• [Task directions]:
Skip the pictures and repeat each line of the data exactly.

--- Extracted information ---

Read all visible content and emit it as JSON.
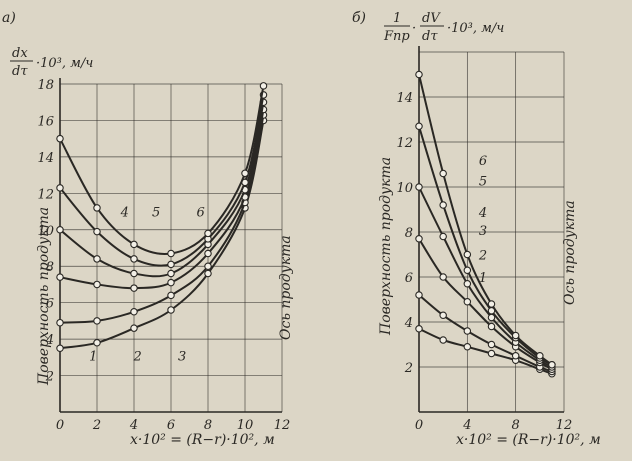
{
  "chart_data": [
    {
      "panel_label": "а)",
      "type": "line",
      "ylabel": "dx/dτ · 10³, м/ч",
      "ylabel_parts": {
        "num": "dx",
        "den": "dτ",
        "rest": "·10³, м/ч"
      },
      "xlabel": "x·10² = (R−r)·10², м",
      "xlim": [
        0,
        12
      ],
      "ylim": [
        0,
        18
      ],
      "xticks": [
        "0",
        "2",
        "4",
        "6",
        "8",
        "10",
        "12"
      ],
      "yticks": [
        "2",
        "4",
        "6",
        "8",
        "10",
        "12",
        "14",
        "16",
        "18"
      ],
      "grid": true,
      "left_annotation": "Поверхность продукта",
      "right_annotation": "Ось продукта",
      "series": [
        {
          "name": "1",
          "x": [
            0,
            2,
            4,
            6,
            8,
            10,
            11
          ],
          "y": [
            3.5,
            3.8,
            4.6,
            5.6,
            7.6,
            11.2,
            16.0
          ]
        },
        {
          "name": "2",
          "x": [
            0,
            2,
            4,
            6,
            8,
            10,
            11
          ],
          "y": [
            4.9,
            5.0,
            5.5,
            6.4,
            8.0,
            11.5,
            16.3
          ]
        },
        {
          "name": "3",
          "x": [
            0,
            2,
            4,
            6,
            8,
            10,
            11
          ],
          "y": [
            7.4,
            7.0,
            6.8,
            7.1,
            8.7,
            11.8,
            16.6
          ]
        },
        {
          "name": "4",
          "x": [
            0,
            2,
            4,
            6,
            8,
            10,
            11
          ],
          "y": [
            10.0,
            8.4,
            7.6,
            7.6,
            9.2,
            12.2,
            17.0
          ]
        },
        {
          "name": "5",
          "x": [
            0,
            2,
            4,
            6,
            8,
            10,
            11
          ],
          "y": [
            12.3,
            9.9,
            8.4,
            8.1,
            9.5,
            12.6,
            17.4
          ]
        },
        {
          "name": "6",
          "x": [
            0,
            2,
            4,
            6,
            8,
            10,
            11
          ],
          "y": [
            15.0,
            11.2,
            9.2,
            8.7,
            9.8,
            13.1,
            17.9
          ]
        }
      ],
      "curve_labels": [
        {
          "name": "1",
          "x": 1.8,
          "y": 3.1
        },
        {
          "name": "2",
          "x": 4.2,
          "y": 3.1
        },
        {
          "name": "3",
          "x": 6.6,
          "y": 3.1
        },
        {
          "name": "4",
          "x": 3.5,
          "y": 11.0
        },
        {
          "name": "5",
          "x": 5.2,
          "y": 11.0
        },
        {
          "name": "6",
          "x": 7.6,
          "y": 11.0
        }
      ]
    },
    {
      "panel_label": "б)",
      "type": "line",
      "ylabel": "1/Fпр · dV/dτ · 10³, м/ч",
      "ylabel_parts": {
        "num1": "1",
        "den1": "Fпр",
        "num2": "dV",
        "den2": "dτ",
        "rest": "·10³, м/ч"
      },
      "xlabel": "x·10² = (R−r)·10², м",
      "xlim": [
        0,
        12
      ],
      "ylim": [
        0,
        16
      ],
      "xticks": [
        "0",
        "4",
        "8",
        "12"
      ],
      "yticks": [
        "2",
        "4",
        "6",
        "8",
        "10",
        "12",
        "14"
      ],
      "grid": true,
      "left_annotation": "Поверхность продукта",
      "right_annotation": "Ось продукта",
      "series": [
        {
          "name": "1",
          "x": [
            0,
            2,
            4,
            6,
            8,
            10,
            11
          ],
          "y": [
            3.7,
            3.2,
            2.9,
            2.6,
            2.3,
            1.9,
            1.7
          ]
        },
        {
          "name": "2",
          "x": [
            0,
            2,
            4,
            6,
            8,
            10,
            11
          ],
          "y": [
            5.2,
            4.3,
            3.6,
            3.0,
            2.5,
            2.0,
            1.8
          ]
        },
        {
          "name": "3",
          "x": [
            0,
            2,
            4,
            6,
            8,
            10,
            11
          ],
          "y": [
            7.7,
            6.0,
            4.9,
            3.8,
            2.9,
            2.2,
            1.9
          ]
        },
        {
          "name": "4",
          "x": [
            0,
            2,
            4,
            6,
            8,
            10,
            11
          ],
          "y": [
            10.0,
            7.8,
            5.7,
            4.2,
            3.1,
            2.3,
            2.0
          ]
        },
        {
          "name": "5",
          "x": [
            0,
            2,
            4,
            6,
            8,
            10,
            11
          ],
          "y": [
            12.7,
            9.2,
            6.3,
            4.5,
            3.3,
            2.4,
            2.1
          ]
        },
        {
          "name": "6",
          "x": [
            0,
            2,
            4,
            6,
            8,
            10,
            11
          ],
          "y": [
            15.0,
            10.6,
            7.0,
            4.8,
            3.4,
            2.5,
            2.1
          ]
        }
      ],
      "curve_labels": [
        {
          "name": "6",
          "x": 5.3,
          "y": 11.2
        },
        {
          "name": "5",
          "x": 5.3,
          "y": 10.3
        },
        {
          "name": "4",
          "x": 5.3,
          "y": 8.9
        },
        {
          "name": "3",
          "x": 5.3,
          "y": 8.1
        },
        {
          "name": "2",
          "x": 5.3,
          "y": 7.0
        },
        {
          "name": "1",
          "x": 5.3,
          "y": 6.0
        }
      ]
    }
  ]
}
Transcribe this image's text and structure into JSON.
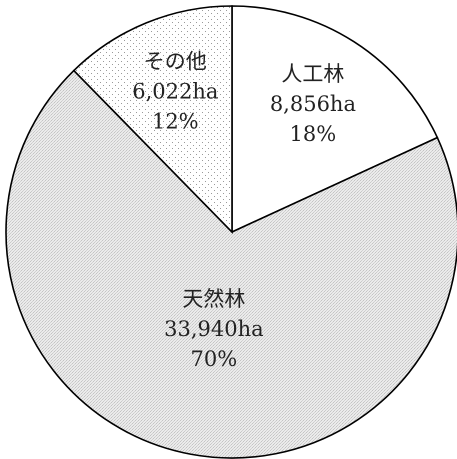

---

• [Output of the task]:
Read all visible content and emit it as JSON.
{
  "chart_data": [
    {
      "panel_label": "а)",
      "type": "line",
      "ylabel": "dx/dτ · 10³, м/ч",
      "ylabel_parts": {
        "num": "dx",
        "den": "dτ",
        "rest": "·10³, м/ч"
      },
      "xlabel": "x·10² = (R−r)·10², м",
      "xlim": [
        0,
        12
      ],
      "ylim": [
        0,
        18
      ],
      "xticks": [
        "0",
        "2",
        "4",
        "6",
        "8",
        "10",
        "12"
      ],
      "yticks": [
        "2",
        "4",
        "6",
        "8",
        "10",
        "12",
        "14",
        "16",
        "18"
      ],
      "grid": true,
      "left_annotation": "Поверхность продукта",
      "right_annotation": "Ось продукта",
      "series": [
        {
          "name": "1",
          "x": [
            0,
            2,
            4,
            6,
            8,
            10,
            11
          ],
          "y": [
            3.5,
            3.8,
            4.6,
            5.6,
            7.6,
            11.2,
            16.0
          ]
        },
        {
          "name": "2",
          "x": [
            0,
            2,
            4,
            6,
            8,
            10,
            11
          ],
          "y": [
            4.9,
            5.0,
            5.5,
            6.4,
            8.0,
            11.5,
            16.3
          ]
        },
        {
          "name": "3",
          "x": [
            0,
            2,
            4,
            6,
            8,
            10,
            11
          ],
          "y": [
            7.4,
            7.0,
            6.8,
            7.1,
            8.7,
            11.8,
            16.6
          ]
        },
        {
          "name": "4",
          "x": [
            0,
            2,
            4,
            6,
            8,
            10,
            11
          ],
          "y": [
            10.0,
            8.4,
            7.6,
            7.6,
            9.2,
            12.2,
            17.0
          ]
        },
        {
          "name": "5",
          "x": [
            0,
            2,
            4,
            6,
            8,
            10,
            11
          ],
          "y": [
            12.3,
            9.9,
            8.4,
            8.1,
            9.5,
            12.6,
            17.4
          ]
        },
        {
          "name": "6",
          "x": [
            0,
            2,
            4,
            6,
            8,
            10,
            11
          ],
          "y": [
            15.0,
            11.2,
            9.2,
            8.7,
            9.8,
            13.1,
            17.9
          ]
        }
      ],
      "curve_labels": [
        {
          "name": "1",
          "x": 1.8,
          "y": 3.1
        },
        {
          "name": "2",
          "x": 4.2,
          "y": 3.1
        },
        {
          "name": "3",
          "x": 6.6,
          "y": 3.1
        },
        {
          "name": "4",
          "x": 3.5,
          "y": 11.0
        },
        {
          "name": "5",
          "x": 5.2,
          "y": 11.0
        },
        {
          "name": "6",
          "x": 7.6,
          "y": 11.0
        }
      ]
    },
    {
      "panel_label": "б)",
      "type": "line",
      "ylabel": "1/Fпр · dV/dτ · 10³, м/ч",
      "ylabel_parts": {
        "num1": "1",
        "den1": "Fпр",
        "num2": "dV",
        "den2": "dτ",
        "rest": "·10³, м/ч"
      },
      "xlabel": "x·10² = (R−r)·10², м",
      "xlim": [
        0,
        12
      ],
      "ylim": [
        0,
        16
      ],
      "xticks": [
        "0",
        "4",
        "8",
        "12"
      ],
      "yticks": [
        "2",
        "4",
        "6",
        "8",
        "10",
        "12",
        "14"
      ],
      "grid": true,
      "left_annotation": "Поверхность продукта",
      "right_annotation": "Ось продукта",
      "series": [
        {
          "name": "1",
          "x": [
            0,
            2,
            4,
            6,
            8,
            10,
            11
          ],
          "y": [
            3.7,
            3.2,
            2.9,
            2.6,
            2.3,
            1.9,
            1.7
          ]
        },
        {
          "name": "2",
          "x": [
            0,
            2,
            4,
            6,
            8,
            10,
            11
          ],
          "y": [
            5.2,
            4.3,
            3.6,
            3.0,
            2.5,
            2.0,
            1.8
          ]
        },
        {
          "name": "3",
          "x": [
            0,
            2,
            4,
            6,
            8,
            10,
            11
          ],
          "y": [
            7.7,
            6.0,
            4.9,
            3.8,
            2.9,
            2.2,
            1.9
          ]
        },
        {
          "name": "4",
          "x": [
            0,
            2,
            4,
            6,
            8,
            10,
            11
          ],
          "y": [
            10.0,
            7.8,
            5.7,
            4.2,
            3.1,
            2.3,
            2.0
          ]
        },
        {
          "name": "5",
          "x": [
            0,
            2,
            4,
            6,
            8,
            10,
            11
          ],
          "y": [
            12.7,
            9.2,
            6.3,
            4.5,
            3.3,
            2.4,
            2.1
          ]
        },
        {
          "name": "6",
          "x": [
            0,
            2,
            4,
            6,
            8,
            10,
            11
          ],
          "y": [
            15.0,
            10.6,
            7.0,
            4.8,
            3.4,
            2.5,
            2.1
          ]
        }
      ],
      "curve_labels": [
        {
          "name": "6",
          "x": 5.3,
          "y": 11.2
        },
        {
          "name": "5",
          "x": 5.3,
          "y": 10.3
        },
        {
          "name": "4",
          "x": 5.3,
          "y": 8.9
        },
        {
          "name": "3",
          "x": 5.3,
          "y": 8.1
        },
        {
          "name": "2",
          "x": 5.3,
          "y": 7.0
        },
        {
          "name": "1",
          "x": 5.3,
          "y": 6.0
        }
      ]
    }
  ]
}
Transcribe this image's text and structure into JSON.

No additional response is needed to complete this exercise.